Nothing in the data should change when you return it, but leave the pictures out.

━━━ DATA FOR THIS TASK

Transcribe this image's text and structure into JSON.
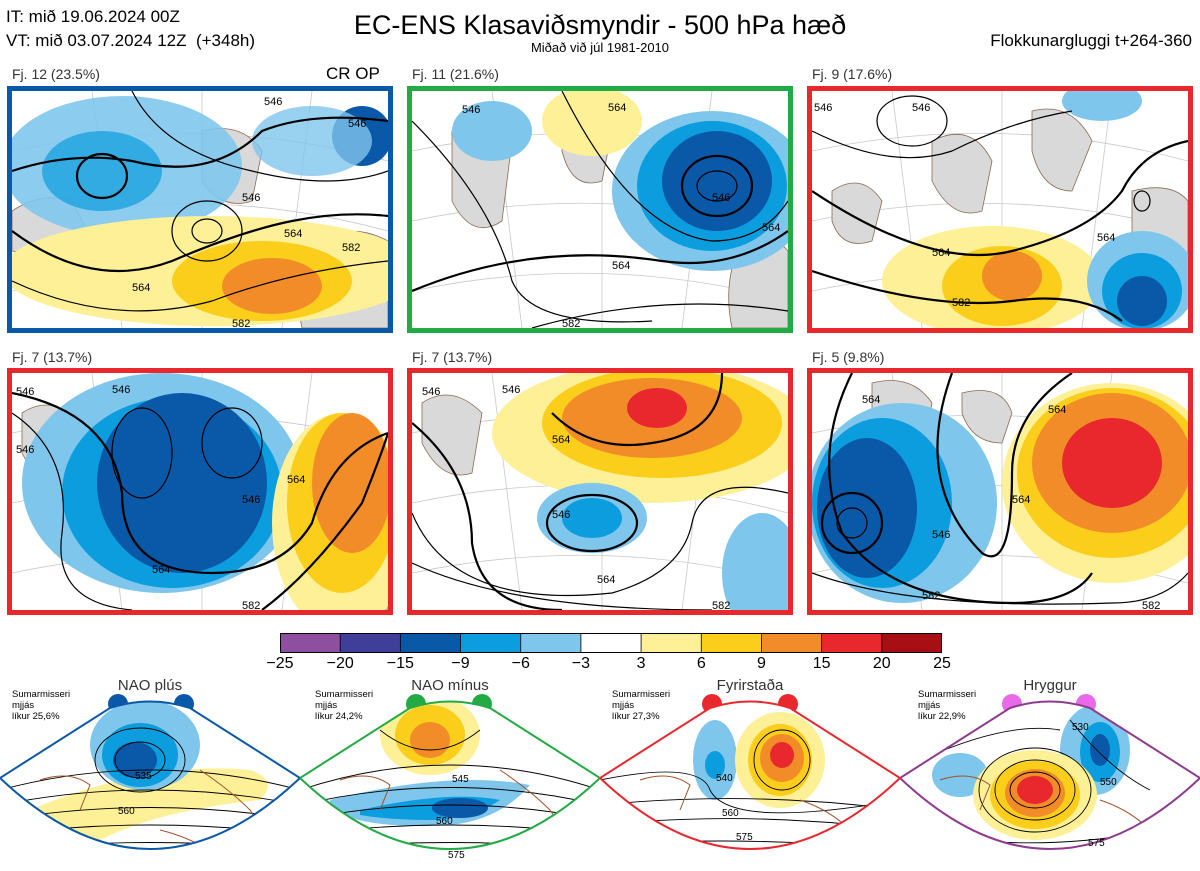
{
  "header": {
    "init_time": "IT: mið 19.06.2024 00Z",
    "valid_time": "VT: mið 03.07.2024 12Z",
    "lead": "(+348h)",
    "title": "EC-ENS Klasaviðsmyndir - 500 hPa hæð",
    "subtitle": "Miðað við júl 1981-2010",
    "window": "Flokkunargluggi t+264-360"
  },
  "clusters": [
    {
      "label": "Fj. 12 (23.5%)",
      "tag": "CR OP",
      "border": "#0a58a8",
      "contours": [
        "546",
        "546",
        "546",
        "564",
        "564",
        "582",
        "582"
      ]
    },
    {
      "label": "Fj. 11 (21.6%)",
      "tag": "",
      "border": "#22aa44",
      "contours": [
        "546",
        "564",
        "546",
        "564",
        "564",
        "582"
      ]
    },
    {
      "label": "Fj. 9 (17.6%)",
      "tag": "",
      "border": "#e8282d",
      "contours": [
        "546",
        "546",
        "564",
        "564",
        "582"
      ]
    },
    {
      "label": "Fj. 7 (13.7%)",
      "tag": "",
      "border": "#e8282d",
      "contours": [
        "546",
        "546",
        "546",
        "546",
        "564",
        "564",
        "582"
      ]
    },
    {
      "label": "Fj. 7 (13.7%)",
      "tag": "",
      "border": "#e8282d",
      "contours": [
        "546",
        "564",
        "546",
        "546",
        "564",
        "582"
      ]
    },
    {
      "label": "Fj. 5 (9.8%)",
      "tag": "",
      "border": "#e8282d",
      "contours": [
        "564",
        "546",
        "564",
        "564",
        "582",
        "582"
      ]
    }
  ],
  "colorbar": {
    "colors": [
      "#8e4fa0",
      "#3f3f9a",
      "#0a58a8",
      "#0b9ddd",
      "#7fc6ec",
      "#ffffff",
      "#fdf097",
      "#fbce1c",
      "#f28c28",
      "#e8282d",
      "#a80f14"
    ],
    "ticks": [
      "−25",
      "−20",
      "−15",
      "−9",
      "−6",
      "−3",
      "3",
      "6",
      "9",
      "15",
      "20",
      "25"
    ]
  },
  "regimes": [
    {
      "name": "NAO plús",
      "season": "Sumarmisseri",
      "line2": "mjjás",
      "prob": "líkur 25,6%",
      "color": "#0a58a8",
      "contours": [
        "535",
        "560"
      ]
    },
    {
      "name": "NAO mínus",
      "season": "Sumarmisseri",
      "line2": "mjjás",
      "prob": "líkur 24,2%",
      "color": "#22aa44",
      "contours": [
        "545",
        "560",
        "575"
      ]
    },
    {
      "name": "Fyrirstaða",
      "season": "Sumarmisseri",
      "line2": "mjjás",
      "prob": "líkur 27,3%",
      "color": "#e8282d",
      "contours": [
        "540",
        "560",
        "575"
      ]
    },
    {
      "name": "Hryggur",
      "season": "Sumarmisseri",
      "line2": "mjjás",
      "prob": "líkur 22,9%",
      "color": "#e86ae8",
      "contours": [
        "530",
        "550",
        "575"
      ]
    }
  ]
}
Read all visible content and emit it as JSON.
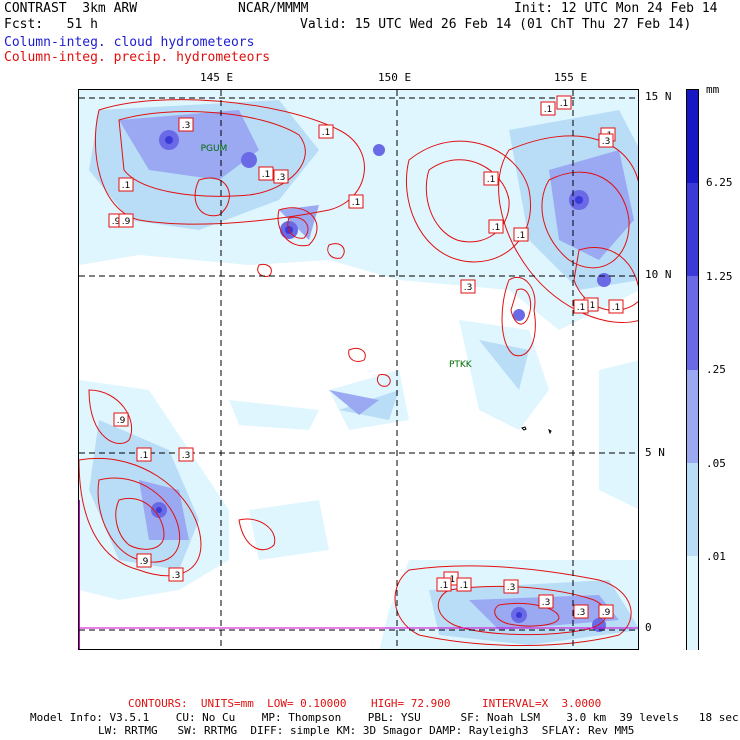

━━━━━━

- FINAL RESULT:
Transcribe this image's text and structure into JSON.
{
  "header": {
    "init_time": "IT: mið 19.06.2024 00Z",
    "valid_time": "VT: mið 03.07.2024 12Z",
    "lead": "(+348h)",
    "title": "EC-ENS Klasaviðsmyndir - 500 hPa hæð",
    "subtitle": "Miðað við júl 1981-2010",
    "window": "Flokkunargluggi t+264-360"
  },
  "clusters": [
    {
      "label": "Fj. 12 (23.5%)",
      "tag": "CR OP",
      "border": "#0a58a8",
      "contours": [
        "546",
        "546",
        "546",
        "564",
        "564",
        "582",
        "582"
      ]
    },
    {
      "label": "Fj. 11 (21.6%)",
      "tag": "",
      "border": "#22aa44",
      "contours": [
        "546",
        "564",
        "546",
        "564",
        "564",
        "582"
      ]
    },
    {
      "label": "Fj. 9 (17.6%)",
      "tag": "",
      "border": "#e8282d",
      "contours": [
        "546",
        "546",
        "564",
        "564",
        "582"
      ]
    },
    {
      "label": "Fj. 7 (13.7%)",
      "tag": "",
      "border": "#e8282d",
      "contours": [
        "546",
        "546",
        "546",
        "546",
        "564",
        "564",
        "582"
      ]
    },
    {
      "label": "Fj. 7 (13.7%)",
      "tag": "",
      "border": "#e8282d",
      "contours": [
        "546",
        "564",
        "546",
        "546",
        "564",
        "582"
      ]
    },
    {
      "label": "Fj. 5 (9.8%)",
      "tag": "",
      "border": "#e8282d",
      "contours": [
        "564",
        "546",
        "564",
        "564",
        "582",
        "582"
      ]
    }
  ],
  "colorbar": {
    "colors": [
      "#8e4fa0",
      "#3f3f9a",
      "#0a58a8",
      "#0b9ddd",
      "#7fc6ec",
      "#ffffff",
      "#fdf097",
      "#fbce1c",
      "#f28c28",
      "#e8282d",
      "#a80f14"
    ],
    "ticks": [
      "−25",
      "−20",
      "−15",
      "−9",
      "−6",
      "−3",
      "3",
      "6",
      "9",
      "15",
      "20",
      "25"
    ]
  },
  "regimes": [
    {
      "name": "NAO plús",
      "season": "Sumarmisseri",
      "line2": "mjjás",
      "prob": "líkur 25,6%",
      "color": "#0a58a8",
      "contours": [
        "535",
        "560"
      ]
    },
    {
      "name": "NAO mínus",
      "season": "Sumarmisseri",
      "line2": "mjjás",
      "prob": "líkur 24,2%",
      "color": "#22aa44",
      "contours": [
        "545",
        "560",
        "575"
      ]
    },
    {
      "name": "Fyrirstaða",
      "season": "Sumarmisseri",
      "line2": "mjjás",
      "prob": "líkur 27,3%",
      "color": "#e8282d",
      "contours": [
        "540",
        "560",
        "575"
      ]
    },
    {
      "name": "Hryggur",
      "season": "Sumarmisseri",
      "line2": "mjjás",
      "prob": "líkur 22,9%",
      "color": "#e86ae8",
      "contours": [
        "530",
        "550",
        "575"
      ]
    }
  ]
}
Read all visible content and emit it as JSON.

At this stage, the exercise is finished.